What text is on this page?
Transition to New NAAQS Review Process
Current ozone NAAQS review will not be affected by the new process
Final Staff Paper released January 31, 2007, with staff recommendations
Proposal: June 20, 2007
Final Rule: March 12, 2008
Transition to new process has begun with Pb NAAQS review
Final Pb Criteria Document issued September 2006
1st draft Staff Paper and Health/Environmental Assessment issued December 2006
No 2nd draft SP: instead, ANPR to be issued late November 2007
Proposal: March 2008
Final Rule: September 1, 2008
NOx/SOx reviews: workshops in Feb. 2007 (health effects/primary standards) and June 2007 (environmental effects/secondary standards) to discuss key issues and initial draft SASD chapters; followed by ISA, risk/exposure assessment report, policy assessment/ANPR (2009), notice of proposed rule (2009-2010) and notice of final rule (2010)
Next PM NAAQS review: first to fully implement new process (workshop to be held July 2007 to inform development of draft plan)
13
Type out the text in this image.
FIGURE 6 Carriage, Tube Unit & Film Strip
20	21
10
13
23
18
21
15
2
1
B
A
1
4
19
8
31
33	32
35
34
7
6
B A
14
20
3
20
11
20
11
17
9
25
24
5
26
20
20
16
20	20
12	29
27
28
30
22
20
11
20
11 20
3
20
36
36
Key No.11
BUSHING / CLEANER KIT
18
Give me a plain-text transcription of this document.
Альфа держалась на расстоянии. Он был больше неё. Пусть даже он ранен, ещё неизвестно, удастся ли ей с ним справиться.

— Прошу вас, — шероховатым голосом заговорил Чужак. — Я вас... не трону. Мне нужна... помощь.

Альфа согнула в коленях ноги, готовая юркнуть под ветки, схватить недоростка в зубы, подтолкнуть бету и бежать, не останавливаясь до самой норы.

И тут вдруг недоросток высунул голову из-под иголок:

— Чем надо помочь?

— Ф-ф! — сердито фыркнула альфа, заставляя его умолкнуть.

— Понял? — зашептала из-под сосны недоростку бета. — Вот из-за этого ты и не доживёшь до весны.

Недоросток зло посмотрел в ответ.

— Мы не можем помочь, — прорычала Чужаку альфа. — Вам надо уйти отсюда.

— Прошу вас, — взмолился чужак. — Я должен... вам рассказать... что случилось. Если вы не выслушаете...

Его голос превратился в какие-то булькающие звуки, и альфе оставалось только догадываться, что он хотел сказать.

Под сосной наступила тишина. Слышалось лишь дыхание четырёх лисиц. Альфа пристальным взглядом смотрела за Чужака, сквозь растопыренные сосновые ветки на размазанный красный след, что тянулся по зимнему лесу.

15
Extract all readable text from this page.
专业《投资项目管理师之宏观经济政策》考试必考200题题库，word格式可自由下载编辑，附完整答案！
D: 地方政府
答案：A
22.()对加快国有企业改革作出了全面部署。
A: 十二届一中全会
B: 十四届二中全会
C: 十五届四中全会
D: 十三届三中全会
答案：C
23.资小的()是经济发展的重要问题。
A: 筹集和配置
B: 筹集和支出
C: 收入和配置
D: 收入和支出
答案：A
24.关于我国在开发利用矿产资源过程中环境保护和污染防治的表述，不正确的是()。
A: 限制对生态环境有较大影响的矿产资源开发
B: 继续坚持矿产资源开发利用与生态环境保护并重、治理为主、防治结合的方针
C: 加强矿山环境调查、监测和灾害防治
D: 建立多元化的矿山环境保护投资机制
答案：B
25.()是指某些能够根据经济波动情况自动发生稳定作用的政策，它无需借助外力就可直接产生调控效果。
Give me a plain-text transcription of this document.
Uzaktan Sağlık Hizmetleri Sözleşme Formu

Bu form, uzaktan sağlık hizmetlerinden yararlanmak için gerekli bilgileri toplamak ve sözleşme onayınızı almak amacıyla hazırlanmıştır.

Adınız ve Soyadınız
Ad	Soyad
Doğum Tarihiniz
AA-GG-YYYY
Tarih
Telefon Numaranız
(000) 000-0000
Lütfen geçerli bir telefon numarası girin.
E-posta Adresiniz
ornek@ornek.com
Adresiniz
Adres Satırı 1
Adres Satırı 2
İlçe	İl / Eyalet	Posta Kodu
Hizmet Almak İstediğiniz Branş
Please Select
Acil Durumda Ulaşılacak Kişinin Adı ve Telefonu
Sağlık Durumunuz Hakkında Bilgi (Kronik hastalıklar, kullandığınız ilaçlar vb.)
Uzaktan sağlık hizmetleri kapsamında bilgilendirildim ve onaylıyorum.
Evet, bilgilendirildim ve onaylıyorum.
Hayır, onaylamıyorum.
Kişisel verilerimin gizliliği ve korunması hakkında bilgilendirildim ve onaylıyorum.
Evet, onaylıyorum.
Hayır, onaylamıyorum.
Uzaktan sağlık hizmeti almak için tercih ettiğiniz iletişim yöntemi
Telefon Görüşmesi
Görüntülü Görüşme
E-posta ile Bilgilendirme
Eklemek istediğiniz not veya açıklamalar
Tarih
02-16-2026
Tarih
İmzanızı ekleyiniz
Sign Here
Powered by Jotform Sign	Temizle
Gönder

**REQUEST**
Each line of the material above needs to be quoted exactly, please.

**FINAL RESULT**
What text is on this page?
Transition to New NAAQS Review Process
Current ozone NAAQS review will not be affected by the new process
Final Staff Paper released January 31, 2007, with staff recommendations
Proposal: June 20, 2007
Final Rule: March 12, 2008
Transition to new process has begun with Pb NAAQS review
Final Pb Criteria Document issued September 2006
1st draft Staff Paper and Health/Environmental Assessment issued December 2006
No 2nd draft SP: instead, ANPR to be issued late November 2007
Proposal: March 2008
Final Rule: September 1, 2008
NOx/SOx reviews: workshops in Feb. 2007 (health effects/primary standards) and June 2007 (environmental effects/secondary standards) to discuss key issues and initial draft SASD chapters; followed by ISA, risk/exposure assessment report, policy assessment/ANPR (2009), notice of proposed rule (2009-2010) and notice of final rule (2010)
Next PM NAAQS review: first to fully implement new process (workshop to be held July 2007 to inform development of draft plan)
13
Type out the text in this image.
FIGURE 6 Carriage, Tube Unit & Film Strip
20	21
10
13
23
18
21
15
2
1
B
A
1
4
19
8
31
33	32
35
34
7
6
B A
14
20
3
20
11
20
11
17
9
25
24
5
26
20
20
16
20	20
12	29
27
28
30
22
20
11
20
11 20
3
20
36
36
Key No.11
BUSHING / CLEANER KIT
18
Give me a plain-text transcription of this document.
Альфа держалась на расстоянии. Он был больше неё. Пусть даже он ранен, ещё неизвестно, удастся ли ей с ним справиться.

— Прошу вас, — шероховатым голосом заговорил Чужак. — Я вас... не трону. Мне нужна... помощь.

Альфа согнула в коленях ноги, готовая юркнуть под ветки, схватить недоростка в зубы, подтолкнуть бету и бежать, не останавливаясь до самой норы.

И тут вдруг недоросток высунул голову из-под иголок:

— Чем надо помочь?

— Ф-ф! — сердито фыркнула альфа, заставляя его умолкнуть.

— Понял? — зашептала из-под сосны недоростку бета. — Вот из-за этого ты и не доживёшь до весны.

Недоросток зло посмотрел в ответ.

— Мы не можем помочь, — прорычала Чужаку альфа. — Вам надо уйти отсюда.

— Прошу вас, — взмолился чужак. — Я должен... вам рассказать... что случилось. Если вы не выслушаете...

Его голос превратился в какие-то булькающие звуки, и альфе оставалось только догадываться, что он хотел сказать.

Под сосной наступила тишина. Слышалось лишь дыхание четырёх лисиц. Альфа пристальным взглядом смотрела за Чужака, сквозь растопыренные сосновые ветки на размазанный красный след, что тянулся по зимнему лесу.

15
Extract all readable text from this page.
专业《投资项目管理师之宏观经济政策》考试必考200题题库，word格式可自由下载编辑，附完整答案！
D: 地方政府
答案：A
22.()对加快国有企业改革作出了全面部署。
A: 十二届一中全会
B: 十四届二中全会
C: 十五届四中全会
D: 十三届三中全会
答案：C
23.资小的()是经济发展的重要问题。
A: 筹集和配置
B: 筹集和支出
C: 收入和配置
D: 收入和支出
答案：A
24.关于我国在开发利用矿产资源过程中环境保护和污染防治的表述，不正确的是()。
A: 限制对生态环境有较大影响的矿产资源开发
B: 继续坚持矿产资源开发利用与生态环境保护并重、治理为主、防治结合的方针
C: 加强矿山环境调查、监测和灾害防治
D: 建立多元化的矿山环境保护投资机制
答案：B
25.()是指某些能够根据经济波动情况自动发生稳定作用的政策，它无需借助外力就可直接产生调控效果。
Give me a plain-text transcription of this document.
Uzaktan Sağlık Hizmetleri Sözleşme Formu

Bu form, uzaktan sağlık hizmetlerinden yararlanmak için gerekli bilgileri toplamak ve sözleşme onayınızı almak amacıyla hazırlanmıştır.

Adınız ve Soyadınız
Ad	Soyad
Doğum Tarihiniz
AA-GG-YYYY
Tarih
Telefon Numaranız
(000) 000-0000
Lütfen geçerli bir telefon numarası girin.
E-posta Adresiniz
ornek@ornek.com
Adresiniz
Adres Satırı 1
Adres Satırı 2
İlçe	İl / Eyalet	Posta Kodu
Hizmet Almak İstediğiniz Branş
Please Select
Acil Durumda Ulaşılacak Kişinin Adı ve Telefonu
Sağlık Durumunuz Hakkında Bilgi (Kronik hastalıklar, kullandığınız ilaçlar vb.)
Uzaktan sağlık hizmetleri kapsamında bilgilendirildim ve onaylıyorum.
Evet, bilgilendirildim ve onaylıyorum.
Hayır, onaylamıyorum.
Kişisel verilerimin gizliliği ve korunması hakkında bilgilendirildim ve onaylıyorum.
Evet, onaylıyorum.
Hayır, onaylamıyorum.
Uzaktan sağlık hizmeti almak için tercih ettiğiniz iletişim yöntemi
Telefon Görüşmesi
Görüntülü Görüşme
E-posta ile Bilgilendirme
Eklemek istediğiniz not veya açıklamalar
Tarih
02-16-2026
Tarih
İmzanızı ekleyiniz
Sign Here
Powered by Jotform Sign	Temizle
Gönder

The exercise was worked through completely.